» PROVIDED RECORDS:
####

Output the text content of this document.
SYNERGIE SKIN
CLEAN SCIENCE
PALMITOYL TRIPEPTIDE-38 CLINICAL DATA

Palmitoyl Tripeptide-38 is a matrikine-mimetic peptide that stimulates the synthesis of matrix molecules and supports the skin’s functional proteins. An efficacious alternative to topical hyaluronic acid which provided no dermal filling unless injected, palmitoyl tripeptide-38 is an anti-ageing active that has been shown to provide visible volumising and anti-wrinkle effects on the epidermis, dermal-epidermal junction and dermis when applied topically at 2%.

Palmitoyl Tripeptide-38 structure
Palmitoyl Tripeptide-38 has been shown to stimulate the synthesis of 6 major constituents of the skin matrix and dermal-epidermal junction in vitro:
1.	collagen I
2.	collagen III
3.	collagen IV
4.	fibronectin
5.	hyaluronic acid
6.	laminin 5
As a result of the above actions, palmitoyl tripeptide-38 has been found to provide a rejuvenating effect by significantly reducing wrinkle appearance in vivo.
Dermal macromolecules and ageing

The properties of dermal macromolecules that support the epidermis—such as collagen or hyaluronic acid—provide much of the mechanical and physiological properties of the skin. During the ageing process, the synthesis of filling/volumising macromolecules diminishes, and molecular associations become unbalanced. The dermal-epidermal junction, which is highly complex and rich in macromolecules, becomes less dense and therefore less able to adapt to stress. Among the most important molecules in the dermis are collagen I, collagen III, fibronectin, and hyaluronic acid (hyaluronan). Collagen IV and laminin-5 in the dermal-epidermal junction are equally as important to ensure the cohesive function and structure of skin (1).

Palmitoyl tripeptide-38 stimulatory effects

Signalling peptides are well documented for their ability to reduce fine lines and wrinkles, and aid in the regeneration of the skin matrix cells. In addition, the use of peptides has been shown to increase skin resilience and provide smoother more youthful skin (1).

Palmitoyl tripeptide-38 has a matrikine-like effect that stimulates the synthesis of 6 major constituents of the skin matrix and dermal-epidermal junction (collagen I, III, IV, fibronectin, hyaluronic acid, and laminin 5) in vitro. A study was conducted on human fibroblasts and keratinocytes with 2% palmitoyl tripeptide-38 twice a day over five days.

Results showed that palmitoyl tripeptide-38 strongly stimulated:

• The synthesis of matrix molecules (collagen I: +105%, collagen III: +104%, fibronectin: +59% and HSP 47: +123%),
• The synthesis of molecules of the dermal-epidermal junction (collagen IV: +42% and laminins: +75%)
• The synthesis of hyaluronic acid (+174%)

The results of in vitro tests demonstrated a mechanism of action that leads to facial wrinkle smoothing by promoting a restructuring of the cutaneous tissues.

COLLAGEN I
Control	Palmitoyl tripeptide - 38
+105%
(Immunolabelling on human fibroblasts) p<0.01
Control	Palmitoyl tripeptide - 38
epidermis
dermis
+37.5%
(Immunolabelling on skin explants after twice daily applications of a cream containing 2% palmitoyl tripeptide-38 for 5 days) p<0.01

####

» EXERCISE BRIEF: Type out the entries again, word for word.

» TASK SOLUTION:
Output the text content of this document.
SYNERGIE SKIN
CLEAN SCIENCE
PALMITOYL TRIPEPTIDE-38 CLINICAL DATA

Palmitoyl Tripeptide-38 is a matrikine-mimetic peptide that stimulates the synthesis of matrix molecules and supports the skin’s functional proteins. An efficacious alternative to topical hyaluronic acid which provided no dermal filling unless injected, palmitoyl tripeptide-38 is an anti-ageing active that has been shown to provide visible volumising and anti-wrinkle effects on the epidermis, dermal-epidermal junction and dermis when applied topically at 2%.

Palmitoyl Tripeptide-38 structure
Palmitoyl Tripeptide-38 has been shown to stimulate the synthesis of 6 major constituents of the skin matrix and dermal-epidermal junction in vitro:
1.	collagen I
2.	collagen III
3.	collagen IV
4.	fibronectin
5.	hyaluronic acid
6.	laminin 5
As a result of the above actions, palmitoyl tripeptide-38 has been found to provide a rejuvenating effect by significantly reducing wrinkle appearance in vivo.
Dermal macromolecules and ageing

The properties of dermal macromolecules that support the epidermis—such as collagen or hyaluronic acid—provide much of the mechanical and physiological properties of the skin. During the ageing process, the synthesis of filling/volumising macromolecules diminishes, and molecular associations become unbalanced. The dermal-epidermal junction, which is highly complex and rich in macromolecules, becomes less dense and therefore less able to adapt to stress. Among the most important molecules in the dermis are collagen I, collagen III, fibronectin, and hyaluronic acid (hyaluronan). Collagen IV and laminin-5 in the dermal-epidermal junction are equally as important to ensure the cohesive function and structure of skin (1).

Palmitoyl tripeptide-38 stimulatory effects

Signalling peptides are well documented for their ability to reduce fine lines and wrinkles, and aid in the regeneration of the skin matrix cells. In addition, the use of peptides has been shown to increase skin resilience and provide smoother more youthful skin (1).

Palmitoyl tripeptide-38 has a matrikine-like effect that stimulates the synthesis of 6 major constituents of the skin matrix and dermal-epidermal junction (collagen I, III, IV, fibronectin, hyaluronic acid, and laminin 5) in vitro. A study was conducted on human fibroblasts and keratinocytes with 2% palmitoyl tripeptide-38 twice a day over five days.

Results showed that palmitoyl tripeptide-38 strongly stimulated:

• The synthesis of matrix molecules (collagen I: +105%, collagen III: +104%, fibronectin: +59% and HSP 47: +123%),
• The synthesis of molecules of the dermal-epidermal junction (collagen IV: +42% and laminins: +75%)
• The synthesis of hyaluronic acid (+174%)

The results of in vitro tests demonstrated a mechanism of action that leads to facial wrinkle smoothing by promoting a restructuring of the cutaneous tissues.

COLLAGEN I
Control	Palmitoyl tripeptide - 38
+105%
(Immunolabelling on human fibroblasts) p<0.01
Control	Palmitoyl tripeptide - 38
epidermis
dermis
+37.5%
(Immunolabelling on skin explants after twice daily applications of a cream containing 2% palmitoyl tripeptide-38 for 5 days) p<0.01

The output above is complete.